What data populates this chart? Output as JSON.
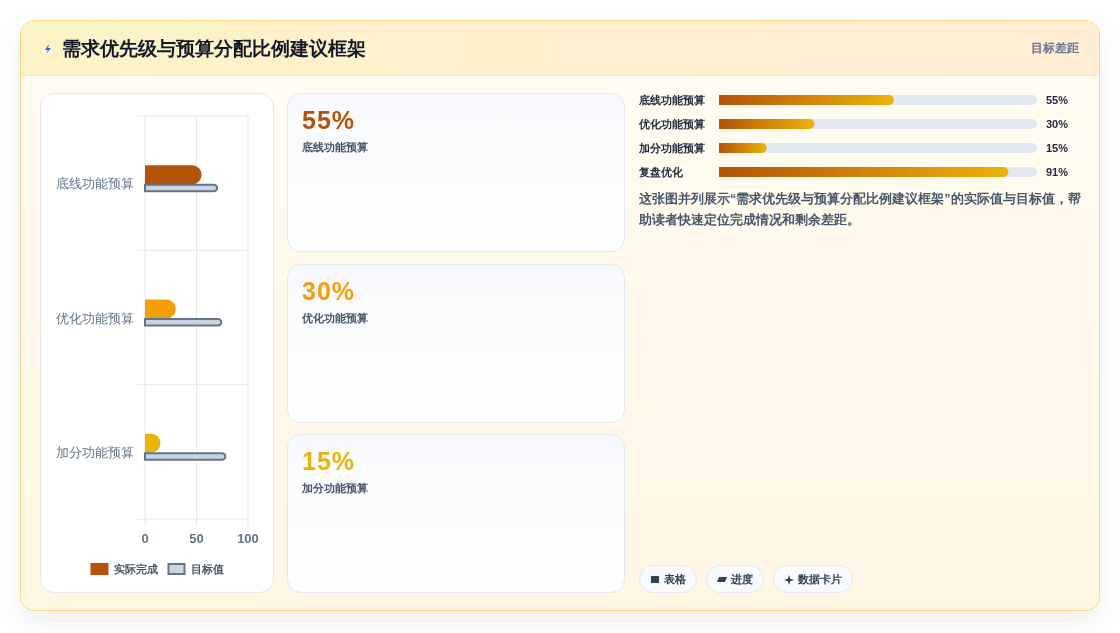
{
  "chart_data": [
    {
      "type": "bar",
      "orientation": "horizontal",
      "title": "需求优先级与预算分配比例建议框架",
      "categories": [
        "底线功能预算",
        "优化功能预算",
        "加分功能预算"
      ],
      "series": [
        {
          "name": "实际完成",
          "color": "#b45309",
          "colors": [
            "#b45309",
            "#f59e0b",
            "#eab308"
          ],
          "values": [
            55,
            30,
            15
          ]
        },
        {
          "name": "目标值",
          "color": "#cbd5e1",
          "values": [
            70,
            74,
            78
          ]
        }
      ],
      "xlim": [
        0,
        100
      ],
      "xticks": [
        0,
        50,
        100
      ],
      "grid": true,
      "legend": "bottom"
    },
    {
      "type": "other",
      "categories": [
        "底线功能预算",
        "优化功能预算",
        "加分功能预算"
      ],
      "value_labels": [
        "55%",
        "30%",
        "15%"
      ]
    },
    {
      "type": "bar",
      "orientation": "horizontal",
      "categories": [
        "底线功能预算",
        "优化功能预算",
        "加分功能预算",
        "复盘优化"
      ],
      "series": [
        {
          "color": "#b45309",
          "values": [
            55,
            30,
            15,
            91
          ],
          "value_labels": [
            "55%",
            "30%",
            "15%",
            "91%"
          ]
        }
      ],
      "xlim": [
        0,
        100
      ],
      "annotations": [
        "目标差距",
        "这张图并列展示“需求优先级与预算分配比例建议框架”的实际值与目标值，帮助读者快速定位完成情况和剩余差距。",
        "表格",
        "进度",
        "数据卡片"
      ]
    }
  ]
}
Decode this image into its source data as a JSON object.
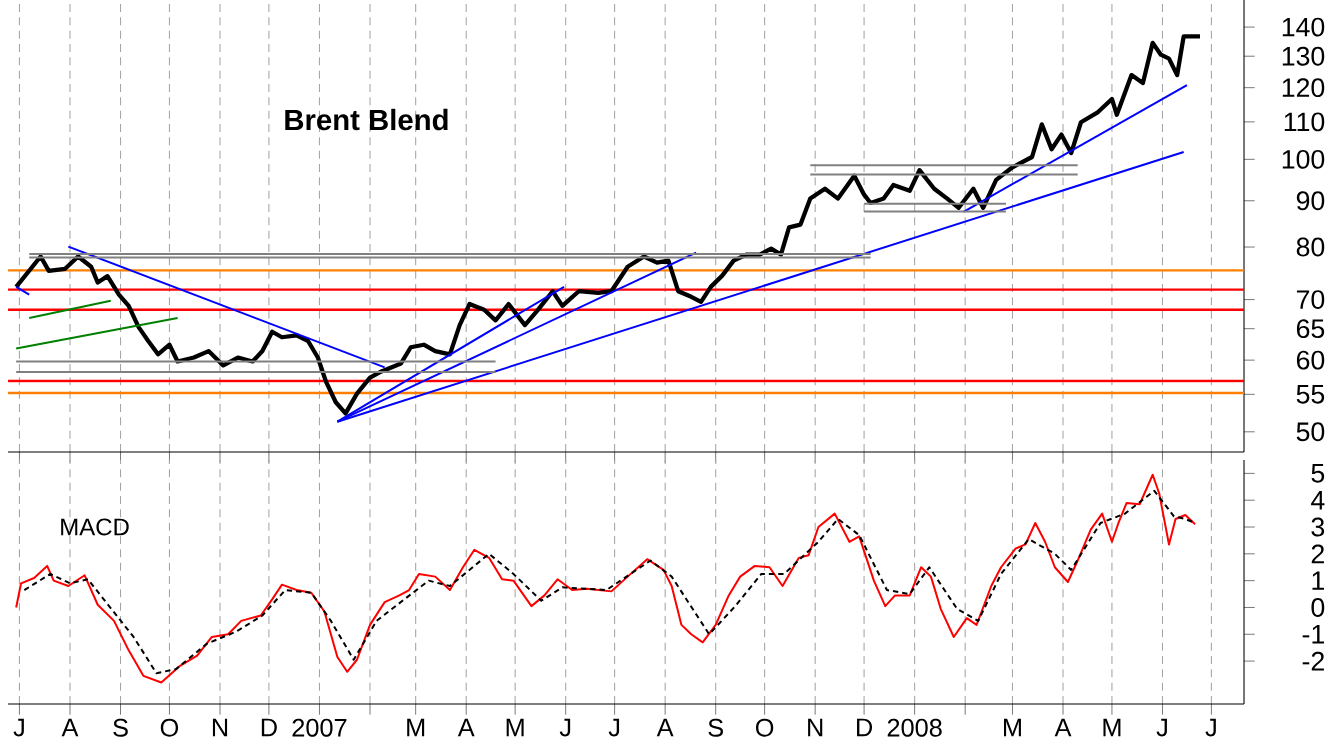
{
  "chart_data": [
    {
      "type": "line",
      "title": "Brent Blend",
      "log": true,
      "grid": "x",
      "tick_labels": "y",
      "xlim": [
        "2006-06-24",
        "2008-07-21"
      ],
      "xticks": [
        {
          "value": "2006-07-01",
          "label": null
        },
        {
          "value": "2006-08-01",
          "label": null
        },
        {
          "value": "2006-09-01",
          "label": null
        },
        {
          "value": "2006-10-01",
          "label": null
        },
        {
          "value": "2006-11-01",
          "label": null
        },
        {
          "value": "2006-12-01",
          "label": null
        },
        {
          "value": "2007-01-01",
          "label": null
        },
        {
          "value": "2007-02-01",
          "label": null
        },
        {
          "value": "2007-03-01",
          "label": null
        },
        {
          "value": "2007-04-01",
          "label": null
        },
        {
          "value": "2007-05-01",
          "label": null
        },
        {
          "value": "2007-06-01",
          "label": null
        },
        {
          "value": "2007-07-01",
          "label": null
        },
        {
          "value": "2007-08-01",
          "label": null
        },
        {
          "value": "2007-09-01",
          "label": null
        },
        {
          "value": "2007-10-01",
          "label": null
        },
        {
          "value": "2007-11-01",
          "label": null
        },
        {
          "value": "2007-12-01",
          "label": null
        },
        {
          "value": "2008-01-01",
          "label": null
        },
        {
          "value": "2008-02-01",
          "label": null
        },
        {
          "value": "2008-03-01",
          "label": null
        },
        {
          "value": "2008-04-01",
          "label": null
        },
        {
          "value": "2008-05-01",
          "label": null
        },
        {
          "value": "2008-06-01",
          "label": null
        },
        {
          "value": "2008-07-01",
          "label": null
        }
      ],
      "ylim": [
        47.5,
        150
      ],
      "yticks": [
        50,
        55,
        60,
        65,
        70,
        80,
        90,
        100,
        110,
        120,
        130,
        140
      ],
      "series": [
        {
          "color": "#000000",
          "x": [
            "2006-06-29",
            "2006-07-14",
            "2006-07-19",
            "2006-07-29",
            "2006-08-06",
            "2006-08-14",
            "2006-08-18",
            "2006-08-24",
            "2006-08-31",
            "2006-09-06",
            "2006-09-12",
            "2006-09-18",
            "2006-09-24",
            "2006-10-01",
            "2006-10-06",
            "2006-10-16",
            "2006-10-25",
            "2006-11-03",
            "2006-11-12",
            "2006-11-21",
            "2006-11-27",
            "2006-12-03",
            "2006-12-09",
            "2006-12-18",
            "2006-12-25",
            "2006-12-31",
            "2007-01-05",
            "2007-01-11",
            "2007-01-17",
            "2007-01-24",
            "2007-02-01",
            "2007-02-08",
            "2007-02-14",
            "2007-02-20",
            "2007-02-26",
            "2007-03-06",
            "2007-03-13",
            "2007-03-22",
            "2007-03-28",
            "2007-04-03",
            "2007-04-12",
            "2007-04-19",
            "2007-04-27",
            "2007-05-07",
            "2007-05-15",
            "2007-05-24",
            "2007-05-30",
            "2007-06-09",
            "2007-06-21",
            "2007-06-29",
            "2007-07-09",
            "2007-07-19",
            "2007-07-27",
            "2007-08-03",
            "2007-08-09",
            "2007-08-17",
            "2007-08-23",
            "2007-08-29",
            "2007-09-05",
            "2007-09-12",
            "2007-09-20",
            "2007-09-28",
            "2007-10-05",
            "2007-10-11",
            "2007-10-16",
            "2007-10-23",
            "2007-10-29",
            "2007-11-07",
            "2007-11-15",
            "2007-11-25",
            "2007-12-01",
            "2007-12-05",
            "2007-12-13",
            "2007-12-19",
            "2007-12-29",
            "2008-01-04",
            "2008-01-13",
            "2008-01-21",
            "2008-01-28",
            "2008-02-06",
            "2008-02-12",
            "2008-02-20",
            "2008-03-01",
            "2008-03-13",
            "2008-03-19",
            "2008-03-25",
            "2008-03-31",
            "2008-04-06",
            "2008-04-12",
            "2008-04-22",
            "2008-05-01",
            "2008-05-04",
            "2008-05-13",
            "2008-05-20",
            "2008-05-26",
            "2008-05-31",
            "2008-06-05",
            "2008-06-10",
            "2008-06-14",
            "2008-06-20",
            "2008-06-24"
          ],
          "values": [
            72.3,
            78.1,
            75.3,
            75.7,
            78.1,
            76.1,
            73.1,
            74.3,
            70.9,
            68.9,
            65.3,
            63.0,
            60.9,
            62.4,
            59.8,
            60.4,
            61.4,
            59.2,
            60.4,
            59.8,
            61.4,
            64.5,
            63.6,
            63.9,
            63.0,
            60.4,
            56.8,
            53.9,
            52.4,
            55.1,
            57.4,
            58.3,
            58.9,
            59.5,
            62.0,
            62.4,
            61.4,
            60.9,
            65.6,
            69.2,
            68.2,
            66.4,
            69.2,
            65.6,
            68.2,
            71.5,
            68.9,
            71.5,
            71.2,
            71.5,
            76.1,
            78.1,
            76.9,
            77.3,
            71.5,
            70.5,
            69.6,
            72.3,
            74.4,
            77.3,
            78.5,
            78.5,
            79.7,
            78.5,
            84.1,
            84.7,
            90.5,
            92.8,
            90.5,
            95.9,
            91.4,
            89.5,
            90.5,
            93.7,
            92.3,
            97.3,
            92.8,
            90.5,
            88.4,
            92.8,
            88.4,
            94.9,
            98.0,
            100.6,
            109.3,
            102.6,
            106.5,
            101.6,
            109.9,
            112.6,
            116.6,
            112.0,
            123.9,
            121.4,
            134.5,
            130.5,
            129.2,
            123.9,
            136.7,
            136.7,
            136.7
          ]
        },
        {
          "color": "#0000ff",
          "x": [
            "2006-07-31",
            "2007-02-10"
          ],
          "values": [
            80.1,
            58.9
          ]
        },
        {
          "color": "#0000ff",
          "x": [
            "2007-01-12",
            "2007-05-31"
          ],
          "values": [
            51.3,
            72.3
          ]
        },
        {
          "color": "#0000ff",
          "x": [
            "2007-01-12",
            "2007-08-20"
          ],
          "values": [
            51.3,
            78.9
          ]
        },
        {
          "color": "#0000ff",
          "x": [
            "2007-01-12",
            "2008-06-14"
          ],
          "values": [
            51.3,
            101.9
          ]
        },
        {
          "color": "#0000ff",
          "x": [
            "2008-01-31",
            "2008-06-16"
          ],
          "values": [
            87.5,
            120.8
          ]
        },
        {
          "color": "#0000ff",
          "x": [
            "2006-06-29",
            "2006-07-07"
          ],
          "values": [
            72.3,
            70.9
          ]
        },
        {
          "color": "#008000",
          "x": [
            "2006-07-07",
            "2006-08-26"
          ],
          "values": [
            66.8,
            69.8
          ]
        },
        {
          "color": "#008000",
          "x": [
            "2006-06-29",
            "2006-10-06"
          ],
          "values": [
            61.8,
            66.8
          ]
        },
        {
          "color": "#808080",
          "x": [
            "2006-07-07",
            "2007-12-05"
          ],
          "values": [
            78.6,
            78.6
          ]
        },
        {
          "color": "#808080",
          "x": [
            "2006-07-07",
            "2007-12-05"
          ],
          "values": [
            77.9,
            77.9
          ]
        },
        {
          "color": "#808080",
          "x": [
            "2006-06-29",
            "2007-04-19"
          ],
          "values": [
            59.8,
            59.8
          ]
        },
        {
          "color": "#808080",
          "x": [
            "2006-06-29",
            "2007-04-19"
          ],
          "values": [
            58.2,
            58.2
          ]
        },
        {
          "color": "#808080",
          "x": [
            "2007-10-29",
            "2008-04-10"
          ],
          "values": [
            98.5,
            98.5
          ]
        },
        {
          "color": "#808080",
          "x": [
            "2007-10-29",
            "2008-04-10"
          ],
          "values": [
            96.2,
            96.2
          ]
        },
        {
          "color": "#808080",
          "x": [
            "2007-12-01",
            "2008-02-26"
          ],
          "values": [
            89.3,
            89.3
          ]
        },
        {
          "color": "#808080",
          "x": [
            "2007-12-01",
            "2008-02-26"
          ],
          "values": [
            87.6,
            87.6
          ]
        }
      ],
      "ref_lines": [
        {
          "axis": "y",
          "value": 75.4,
          "color": "#ff8000"
        },
        {
          "axis": "y",
          "value": 71.8,
          "color": "#ff0000"
        },
        {
          "axis": "y",
          "value": 68.2,
          "color": "#ff0000"
        },
        {
          "axis": "y",
          "value": 56.9,
          "color": "#ff0000"
        },
        {
          "axis": "y",
          "value": 55.2,
          "color": "#ff8000"
        }
      ]
    },
    {
      "type": "line",
      "title": "MACD",
      "grid": "x",
      "xlim": [
        "2006-06-24",
        "2008-07-21"
      ],
      "xticks": [
        {
          "value": "2006-07-01",
          "label": "J"
        },
        {
          "value": "2006-08-01",
          "label": "A"
        },
        {
          "value": "2006-09-01",
          "label": "S"
        },
        {
          "value": "2006-10-01",
          "label": "O"
        },
        {
          "value": "2006-11-01",
          "label": "N"
        },
        {
          "value": "2006-12-01",
          "label": "D"
        },
        {
          "value": "2007-01-01",
          "label": "2007"
        },
        {
          "value": "2007-02-01",
          "label": null
        },
        {
          "value": "2007-03-01",
          "label": "M"
        },
        {
          "value": "2007-04-01",
          "label": "A"
        },
        {
          "value": "2007-05-01",
          "label": "M"
        },
        {
          "value": "2007-06-01",
          "label": "J"
        },
        {
          "value": "2007-07-01",
          "label": "J"
        },
        {
          "value": "2007-08-01",
          "label": "A"
        },
        {
          "value": "2007-09-01",
          "label": "S"
        },
        {
          "value": "2007-10-01",
          "label": "O"
        },
        {
          "value": "2007-11-01",
          "label": "N"
        },
        {
          "value": "2007-12-01",
          "label": "D"
        },
        {
          "value": "2008-01-01",
          "label": "2008"
        },
        {
          "value": "2008-02-01",
          "label": null
        },
        {
          "value": "2008-03-01",
          "label": "M"
        },
        {
          "value": "2008-04-01",
          "label": "A"
        },
        {
          "value": "2008-05-01",
          "label": "M"
        },
        {
          "value": "2008-06-01",
          "label": "J"
        },
        {
          "value": "2008-07-01",
          "label": "J"
        }
      ],
      "ylim": [
        -3.6,
        5.5
      ],
      "yticks": [
        -2,
        -1,
        0,
        1,
        2,
        3,
        4,
        5
      ],
      "series": [
        {
          "color": "#ff0000",
          "line_style": "solid",
          "x": [
            "2006-06-29",
            "2006-07-02",
            "2006-07-10",
            "2006-07-18",
            "2006-07-22",
            "2006-07-31",
            "2006-08-10",
            "2006-08-18",
            "2006-08-28",
            "2006-09-06",
            "2006-09-15",
            "2006-09-26",
            "2006-10-07",
            "2006-10-18",
            "2006-10-27",
            "2006-11-06",
            "2006-11-14",
            "2006-11-26",
            "2006-12-03",
            "2006-12-09",
            "2006-12-18",
            "2006-12-27",
            "2007-01-04",
            "2007-01-12",
            "2007-01-18",
            "2007-01-24",
            "2007-02-01",
            "2007-02-10",
            "2007-02-19",
            "2007-02-25",
            "2007-03-03",
            "2007-03-13",
            "2007-03-22",
            "2007-03-30",
            "2007-04-06",
            "2007-04-15",
            "2007-04-23",
            "2007-04-30",
            "2007-05-11",
            "2007-05-19",
            "2007-05-27",
            "2007-06-05",
            "2007-06-14",
            "2007-06-29",
            "2007-07-09",
            "2007-07-21",
            "2007-07-31",
            "2007-08-05",
            "2007-08-11",
            "2007-08-17",
            "2007-08-24",
            "2007-09-01",
            "2007-09-09",
            "2007-09-16",
            "2007-09-25",
            "2007-10-04",
            "2007-10-12",
            "2007-10-22",
            "2007-10-28",
            "2007-11-03",
            "2007-11-13",
            "2007-11-22",
            "2007-11-28",
            "2007-12-07",
            "2007-12-14",
            "2007-12-20",
            "2007-12-29",
            "2008-01-05",
            "2008-01-11",
            "2008-01-17",
            "2008-01-25",
            "2008-02-02",
            "2008-02-08",
            "2008-02-17",
            "2008-02-23",
            "2008-03-03",
            "2008-03-09",
            "2008-03-15",
            "2008-03-21",
            "2008-03-27",
            "2008-04-04",
            "2008-04-10",
            "2008-04-18",
            "2008-04-25",
            "2008-05-01",
            "2008-05-05",
            "2008-05-10",
            "2008-05-18",
            "2008-05-26",
            "2008-05-30",
            "2008-06-05",
            "2008-06-09",
            "2008-06-15",
            "2008-06-21"
          ],
          "values": [
            0.0,
            0.9,
            1.1,
            1.55,
            1.0,
            0.8,
            1.2,
            0.1,
            -0.5,
            -1.6,
            -2.55,
            -2.8,
            -2.2,
            -1.8,
            -1.1,
            -1.0,
            -0.5,
            -0.3,
            0.3,
            0.85,
            0.65,
            0.55,
            -0.15,
            -1.85,
            -2.4,
            -1.95,
            -0.65,
            0.2,
            0.45,
            0.65,
            1.25,
            1.15,
            0.65,
            1.5,
            2.15,
            1.85,
            1.05,
            1.0,
            0.05,
            0.45,
            1.05,
            0.65,
            0.7,
            0.6,
            1.15,
            1.8,
            1.4,
            0.8,
            -0.65,
            -1.0,
            -1.3,
            -0.65,
            0.45,
            1.15,
            1.55,
            1.5,
            0.8,
            1.85,
            1.95,
            3.0,
            3.5,
            2.45,
            2.65,
            1.0,
            0.05,
            0.45,
            0.45,
            1.5,
            1.15,
            -0.05,
            -1.1,
            -0.4,
            -0.65,
            0.8,
            1.5,
            2.2,
            2.35,
            3.15,
            2.45,
            1.5,
            0.95,
            1.75,
            2.9,
            3.5,
            2.45,
            3.15,
            3.9,
            3.85,
            4.95,
            4.25,
            2.35,
            3.3,
            3.45,
            3.1
          ]
        },
        {
          "color": "#000000",
          "line_style": "dashed",
          "x": [
            "2006-07-04",
            "2006-07-20",
            "2006-08-01",
            "2006-08-12",
            "2006-08-25",
            "2006-09-09",
            "2006-09-23",
            "2006-10-05",
            "2006-10-24",
            "2006-11-11",
            "2006-11-27",
            "2006-12-11",
            "2006-12-27",
            "2007-01-08",
            "2007-01-22",
            "2007-02-05",
            "2007-02-22",
            "2007-03-09",
            "2007-03-22",
            "2007-04-15",
            "2007-04-30",
            "2007-05-17",
            "2007-05-30",
            "2007-06-26",
            "2007-07-23",
            "2007-08-05",
            "2007-08-28",
            "2007-09-13",
            "2007-09-29",
            "2007-10-13",
            "2007-11-03",
            "2007-11-15",
            "2007-11-28",
            "2007-12-15",
            "2007-12-29",
            "2008-01-10",
            "2008-01-27",
            "2008-02-09",
            "2008-02-23",
            "2008-03-11",
            "2008-03-27",
            "2008-04-06",
            "2008-04-24",
            "2008-05-09",
            "2008-05-27",
            "2008-06-08",
            "2008-06-15",
            "2008-06-21"
          ],
          "values": [
            0.65,
            1.25,
            0.9,
            1.05,
            0.05,
            -1.1,
            -2.45,
            -2.3,
            -1.35,
            -0.9,
            -0.3,
            0.65,
            0.55,
            -0.5,
            -1.95,
            -0.5,
            0.3,
            1.0,
            0.8,
            2.0,
            1.25,
            0.25,
            0.75,
            0.65,
            1.75,
            1.15,
            -1.0,
            0.05,
            1.25,
            1.25,
            2.45,
            3.3,
            2.7,
            0.65,
            0.5,
            1.5,
            -0.05,
            -0.5,
            1.25,
            2.55,
            2.0,
            1.4,
            3.15,
            3.5,
            4.35,
            3.4,
            3.3,
            3.15
          ]
        }
      ]
    }
  ]
}
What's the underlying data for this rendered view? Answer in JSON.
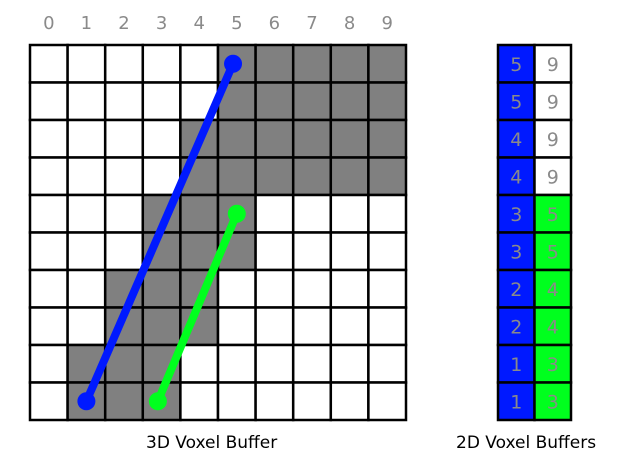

* **What is being asked**
Identify the lines above with the word "title". Copy them.

* **Complete output**
      "title": "需求优先级与预算分配比例建议框架",
      "title": "Brent Blend",
      "title": "MACD",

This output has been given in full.